-- BEGIN Given records --

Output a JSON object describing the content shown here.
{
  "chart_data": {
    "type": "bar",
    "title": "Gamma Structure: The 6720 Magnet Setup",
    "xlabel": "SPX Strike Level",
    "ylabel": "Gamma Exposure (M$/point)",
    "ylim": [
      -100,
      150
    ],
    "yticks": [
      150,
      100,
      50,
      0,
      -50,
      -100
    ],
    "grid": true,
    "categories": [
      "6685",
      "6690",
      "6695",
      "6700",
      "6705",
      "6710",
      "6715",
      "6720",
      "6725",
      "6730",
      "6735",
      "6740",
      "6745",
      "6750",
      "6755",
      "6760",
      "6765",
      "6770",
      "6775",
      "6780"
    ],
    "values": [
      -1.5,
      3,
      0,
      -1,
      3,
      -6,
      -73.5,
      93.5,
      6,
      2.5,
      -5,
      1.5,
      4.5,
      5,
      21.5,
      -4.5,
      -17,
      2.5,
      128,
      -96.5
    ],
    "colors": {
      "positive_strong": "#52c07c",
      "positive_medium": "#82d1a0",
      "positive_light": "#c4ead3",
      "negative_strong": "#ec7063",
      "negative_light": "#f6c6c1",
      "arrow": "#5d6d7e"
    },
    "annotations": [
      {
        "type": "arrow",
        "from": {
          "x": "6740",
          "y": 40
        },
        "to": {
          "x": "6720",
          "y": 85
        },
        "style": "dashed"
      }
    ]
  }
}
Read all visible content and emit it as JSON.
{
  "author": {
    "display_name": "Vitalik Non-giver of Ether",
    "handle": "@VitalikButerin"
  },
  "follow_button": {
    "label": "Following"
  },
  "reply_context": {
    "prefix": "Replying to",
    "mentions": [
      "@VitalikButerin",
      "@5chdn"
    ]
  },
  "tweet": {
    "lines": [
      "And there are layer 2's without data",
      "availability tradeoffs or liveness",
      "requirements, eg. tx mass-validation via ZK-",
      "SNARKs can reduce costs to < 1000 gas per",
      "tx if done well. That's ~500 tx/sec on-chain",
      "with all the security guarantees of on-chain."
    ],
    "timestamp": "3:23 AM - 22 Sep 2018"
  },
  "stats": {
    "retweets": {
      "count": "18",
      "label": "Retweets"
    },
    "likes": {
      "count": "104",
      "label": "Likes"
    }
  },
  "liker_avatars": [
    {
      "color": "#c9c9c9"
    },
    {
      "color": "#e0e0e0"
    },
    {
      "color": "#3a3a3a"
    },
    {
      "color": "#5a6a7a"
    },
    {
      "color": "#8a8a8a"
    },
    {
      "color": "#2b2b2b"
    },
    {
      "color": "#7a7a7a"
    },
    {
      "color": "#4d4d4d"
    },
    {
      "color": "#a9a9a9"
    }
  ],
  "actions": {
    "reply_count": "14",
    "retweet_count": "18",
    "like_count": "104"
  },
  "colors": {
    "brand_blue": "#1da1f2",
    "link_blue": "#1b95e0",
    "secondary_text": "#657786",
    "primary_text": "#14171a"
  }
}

-- END Given records --

• Task: Your task is to repeat every line exactly.

• Finished exercise:
Output a JSON object describing the content shown here.
{
  "chart_data": {
    "type": "bar",
    "title": "Gamma Structure: The 6720 Magnet Setup",
    "xlabel": "SPX Strike Level",
    "ylabel": "Gamma Exposure (M$/point)",
    "ylim": [
      -100,
      150
    ],
    "yticks": [
      150,
      100,
      50,
      0,
      -50,
      -100
    ],
    "grid": true,
    "categories": [
      "6685",
      "6690",
      "6695",
      "6700",
      "6705",
      "6710",
      "6715",
      "6720",
      "6725",
      "6730",
      "6735",
      "6740",
      "6745",
      "6750",
      "6755",
      "6760",
      "6765",
      "6770",
      "6775",
      "6780"
    ],
    "values": [
      -1.5,
      3,
      0,
      -1,
      3,
      -6,
      -73.5,
      93.5,
      6,
      2.5,
      -5,
      1.5,
      4.5,
      5,
      21.5,
      -4.5,
      -17,
      2.5,
      128,
      -96.5
    ],
    "colors": {
      "positive_strong": "#52c07c",
      "positive_medium": "#82d1a0",
      "positive_light": "#c4ead3",
      "negative_strong": "#ec7063",
      "negative_light": "#f6c6c1",
      "arrow": "#5d6d7e"
    },
    "annotations": [
      {
        "type": "arrow",
        "from": {
          "x": "6740",
          "y": 40
        },
        "to": {
          "x": "6720",
          "y": 85
        },
        "style": "dashed"
      }
    ]
  }
}
Read all visible content and emit it as JSON.
{
  "author": {
    "display_name": "Vitalik Non-giver of Ether",
    "handle": "@VitalikButerin"
  },
  "follow_button": {
    "label": "Following"
  },
  "reply_context": {
    "prefix": "Replying to",
    "mentions": [
      "@VitalikButerin",
      "@5chdn"
    ]
  },
  "tweet": {
    "lines": [
      "And there are layer 2's without data",
      "availability tradeoffs or liveness",
      "requirements, eg. tx mass-validation via ZK-",
      "SNARKs can reduce costs to < 1000 gas per",
      "tx if done well. That's ~500 tx/sec on-chain",
      "with all the security guarantees of on-chain."
    ],
    "timestamp": "3:23 AM - 22 Sep 2018"
  },
  "stats": {
    "retweets": {
      "count": "18",
      "label": "Retweets"
    },
    "likes": {
      "count": "104",
      "label": "Likes"
    }
  },
  "liker_avatars": [
    {
      "color": "#c9c9c9"
    },
    {
      "color": "#e0e0e0"
    },
    {
      "color": "#3a3a3a"
    },
    {
      "color": "#5a6a7a"
    },
    {
      "color": "#8a8a8a"
    },
    {
      "color": "#2b2b2b"
    },
    {
      "color": "#7a7a7a"
    },
    {
      "color": "#4d4d4d"
    },
    {
      "color": "#a9a9a9"
    }
  ],
  "actions": {
    "reply_count": "14",
    "retweet_count": "18",
    "like_count": "104"
  },
  "colors": {
    "brand_blue": "#1da1f2",
    "link_blue": "#1b95e0",
    "secondary_text": "#657786",
    "primary_text": "#14171a"
  }
}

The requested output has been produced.